→ GIVEN TASK:
Render every entry verbatim.

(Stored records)
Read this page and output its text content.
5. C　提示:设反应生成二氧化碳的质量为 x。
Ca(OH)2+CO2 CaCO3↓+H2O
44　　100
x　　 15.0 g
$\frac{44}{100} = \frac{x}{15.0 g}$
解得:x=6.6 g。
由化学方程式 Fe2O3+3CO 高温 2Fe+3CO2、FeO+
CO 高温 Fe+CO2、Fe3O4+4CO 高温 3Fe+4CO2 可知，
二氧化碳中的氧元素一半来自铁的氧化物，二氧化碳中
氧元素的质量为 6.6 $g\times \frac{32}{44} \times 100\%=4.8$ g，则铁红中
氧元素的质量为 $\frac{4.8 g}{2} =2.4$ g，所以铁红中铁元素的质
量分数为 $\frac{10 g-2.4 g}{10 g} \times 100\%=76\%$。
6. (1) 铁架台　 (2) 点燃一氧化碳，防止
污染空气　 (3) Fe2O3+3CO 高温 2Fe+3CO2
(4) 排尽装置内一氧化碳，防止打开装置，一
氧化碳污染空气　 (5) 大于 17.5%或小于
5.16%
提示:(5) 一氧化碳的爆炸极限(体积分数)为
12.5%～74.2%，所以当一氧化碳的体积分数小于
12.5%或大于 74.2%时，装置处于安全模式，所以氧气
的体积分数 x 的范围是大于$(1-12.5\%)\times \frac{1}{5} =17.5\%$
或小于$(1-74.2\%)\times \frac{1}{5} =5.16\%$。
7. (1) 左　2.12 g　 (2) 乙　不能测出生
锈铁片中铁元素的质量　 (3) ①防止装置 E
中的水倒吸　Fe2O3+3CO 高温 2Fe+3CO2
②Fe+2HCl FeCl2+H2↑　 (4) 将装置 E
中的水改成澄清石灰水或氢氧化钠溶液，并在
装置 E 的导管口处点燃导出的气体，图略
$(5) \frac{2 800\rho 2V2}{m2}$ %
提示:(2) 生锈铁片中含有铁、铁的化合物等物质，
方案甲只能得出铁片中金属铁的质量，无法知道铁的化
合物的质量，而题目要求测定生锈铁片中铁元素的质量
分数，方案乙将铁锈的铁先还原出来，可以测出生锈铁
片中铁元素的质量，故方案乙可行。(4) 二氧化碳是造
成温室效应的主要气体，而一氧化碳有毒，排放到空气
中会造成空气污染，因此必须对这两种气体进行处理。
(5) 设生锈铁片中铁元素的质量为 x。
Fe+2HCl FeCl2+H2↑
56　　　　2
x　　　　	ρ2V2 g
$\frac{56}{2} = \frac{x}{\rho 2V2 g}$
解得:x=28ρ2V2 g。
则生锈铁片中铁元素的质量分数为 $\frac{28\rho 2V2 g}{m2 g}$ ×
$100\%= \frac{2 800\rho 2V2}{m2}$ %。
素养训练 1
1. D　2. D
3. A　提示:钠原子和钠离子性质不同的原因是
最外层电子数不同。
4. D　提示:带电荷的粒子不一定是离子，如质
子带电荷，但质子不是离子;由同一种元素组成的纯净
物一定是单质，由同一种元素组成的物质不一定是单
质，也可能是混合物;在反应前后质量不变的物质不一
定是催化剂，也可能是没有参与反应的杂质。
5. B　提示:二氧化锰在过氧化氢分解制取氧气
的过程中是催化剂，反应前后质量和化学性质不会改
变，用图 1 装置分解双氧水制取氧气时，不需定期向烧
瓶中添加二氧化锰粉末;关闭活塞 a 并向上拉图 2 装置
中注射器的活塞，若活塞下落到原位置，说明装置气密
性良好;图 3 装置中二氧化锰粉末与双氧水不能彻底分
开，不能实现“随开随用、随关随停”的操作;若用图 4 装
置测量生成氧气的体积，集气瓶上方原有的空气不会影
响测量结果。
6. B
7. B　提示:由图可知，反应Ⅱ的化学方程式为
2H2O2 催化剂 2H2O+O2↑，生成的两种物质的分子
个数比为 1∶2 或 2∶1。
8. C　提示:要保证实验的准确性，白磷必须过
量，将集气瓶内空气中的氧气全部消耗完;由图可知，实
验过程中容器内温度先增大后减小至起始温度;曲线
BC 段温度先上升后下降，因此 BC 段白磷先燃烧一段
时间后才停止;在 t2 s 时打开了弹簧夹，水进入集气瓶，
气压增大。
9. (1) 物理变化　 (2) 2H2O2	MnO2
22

→ ANSWER TO THE PROBLEM:
Read this page and output its text content.
5. C　提示:设反应生成二氧化碳的质量为 x。
Ca(OH)2+CO2 CaCO3↓+H2O
44　　100
x　　 15.0 g
$\frac{44}{100} = \frac{x}{15.0 g}$
解得:x=6.6 g。
由化学方程式 Fe2O3+3CO 高温 2Fe+3CO2、FeO+
CO 高温 Fe+CO2、Fe3O4+4CO 高温 3Fe+4CO2 可知，
二氧化碳中的氧元素一半来自铁的氧化物，二氧化碳中
氧元素的质量为 6.6 $g\times \frac{32}{44} \times 100\%=4.8$ g，则铁红中
氧元素的质量为 $\frac{4.8 g}{2} =2.4$ g，所以铁红中铁元素的质
量分数为 $\frac{10 g-2.4 g}{10 g} \times 100\%=76\%$。
6. (1) 铁架台　 (2) 点燃一氧化碳，防止
污染空气　 (3) Fe2O3+3CO 高温 2Fe+3CO2
(4) 排尽装置内一氧化碳，防止打开装置，一
氧化碳污染空气　 (5) 大于 17.5%或小于
5.16%
提示:(5) 一氧化碳的爆炸极限(体积分数)为
12.5%～74.2%，所以当一氧化碳的体积分数小于
12.5%或大于 74.2%时，装置处于安全模式，所以氧气
的体积分数 x 的范围是大于$(1-12.5\%)\times \frac{1}{5} =17.5\%$
或小于$(1-74.2\%)\times \frac{1}{5} =5.16\%$。
7. (1) 左　2.12 g　 (2) 乙　不能测出生
锈铁片中铁元素的质量　 (3) ①防止装置 E
中的水倒吸　Fe2O3+3CO 高温 2Fe+3CO2
②Fe+2HCl FeCl2+H2↑　 (4) 将装置 E
中的水改成澄清石灰水或氢氧化钠溶液，并在
装置 E 的导管口处点燃导出的气体，图略
$(5) \frac{2 800\rho 2V2}{m2}$ %
提示:(2) 生锈铁片中含有铁、铁的化合物等物质，
方案甲只能得出铁片中金属铁的质量，无法知道铁的化
合物的质量，而题目要求测定生锈铁片中铁元素的质量
分数，方案乙将铁锈的铁先还原出来，可以测出生锈铁
片中铁元素的质量，故方案乙可行。(4) 二氧化碳是造
成温室效应的主要气体，而一氧化碳有毒，排放到空气
中会造成空气污染，因此必须对这两种气体进行处理。
(5) 设生锈铁片中铁元素的质量为 x。
Fe+2HCl FeCl2+H2↑
56　　　　2
x　　　　	ρ2V2 g
$\frac{56}{2} = \frac{x}{\rho 2V2 g}$
解得:x=28ρ2V2 g。
则生锈铁片中铁元素的质量分数为 $\frac{28\rho 2V2 g}{m2 g}$ ×
$100\%= \frac{2 800\rho 2V2}{m2}$ %。
素养训练 1
1. D　2. D
3. A　提示:钠原子和钠离子性质不同的原因是
最外层电子数不同。
4. D　提示:带电荷的粒子不一定是离子，如质
子带电荷，但质子不是离子;由同一种元素组成的纯净
物一定是单质，由同一种元素组成的物质不一定是单
质，也可能是混合物;在反应前后质量不变的物质不一
定是催化剂，也可能是没有参与反应的杂质。
5. B　提示:二氧化锰在过氧化氢分解制取氧气
的过程中是催化剂，反应前后质量和化学性质不会改
变，用图 1 装置分解双氧水制取氧气时，不需定期向烧
瓶中添加二氧化锰粉末;关闭活塞 a 并向上拉图 2 装置
中注射器的活塞，若活塞下落到原位置，说明装置气密
性良好;图 3 装置中二氧化锰粉末与双氧水不能彻底分
开，不能实现“随开随用、随关随停”的操作;若用图 4 装
置测量生成氧气的体积，集气瓶上方原有的空气不会影
响测量结果。
6. B
7. B　提示:由图可知，反应Ⅱ的化学方程式为
2H2O2 催化剂 2H2O+O2↑，生成的两种物质的分子
个数比为 1∶2 或 2∶1。
8. C　提示:要保证实验的准确性，白磷必须过
量，将集气瓶内空气中的氧气全部消耗完;由图可知，实
验过程中容器内温度先增大后减小至起始温度;曲线
BC 段温度先上升后下降，因此 BC 段白磷先燃烧一段
时间后才停止;在 t2 s 时打开了弹簧夹，水进入集气瓶，
气压增大。
9. (1) 物理变化　 (2) 2H2O2	MnO2
22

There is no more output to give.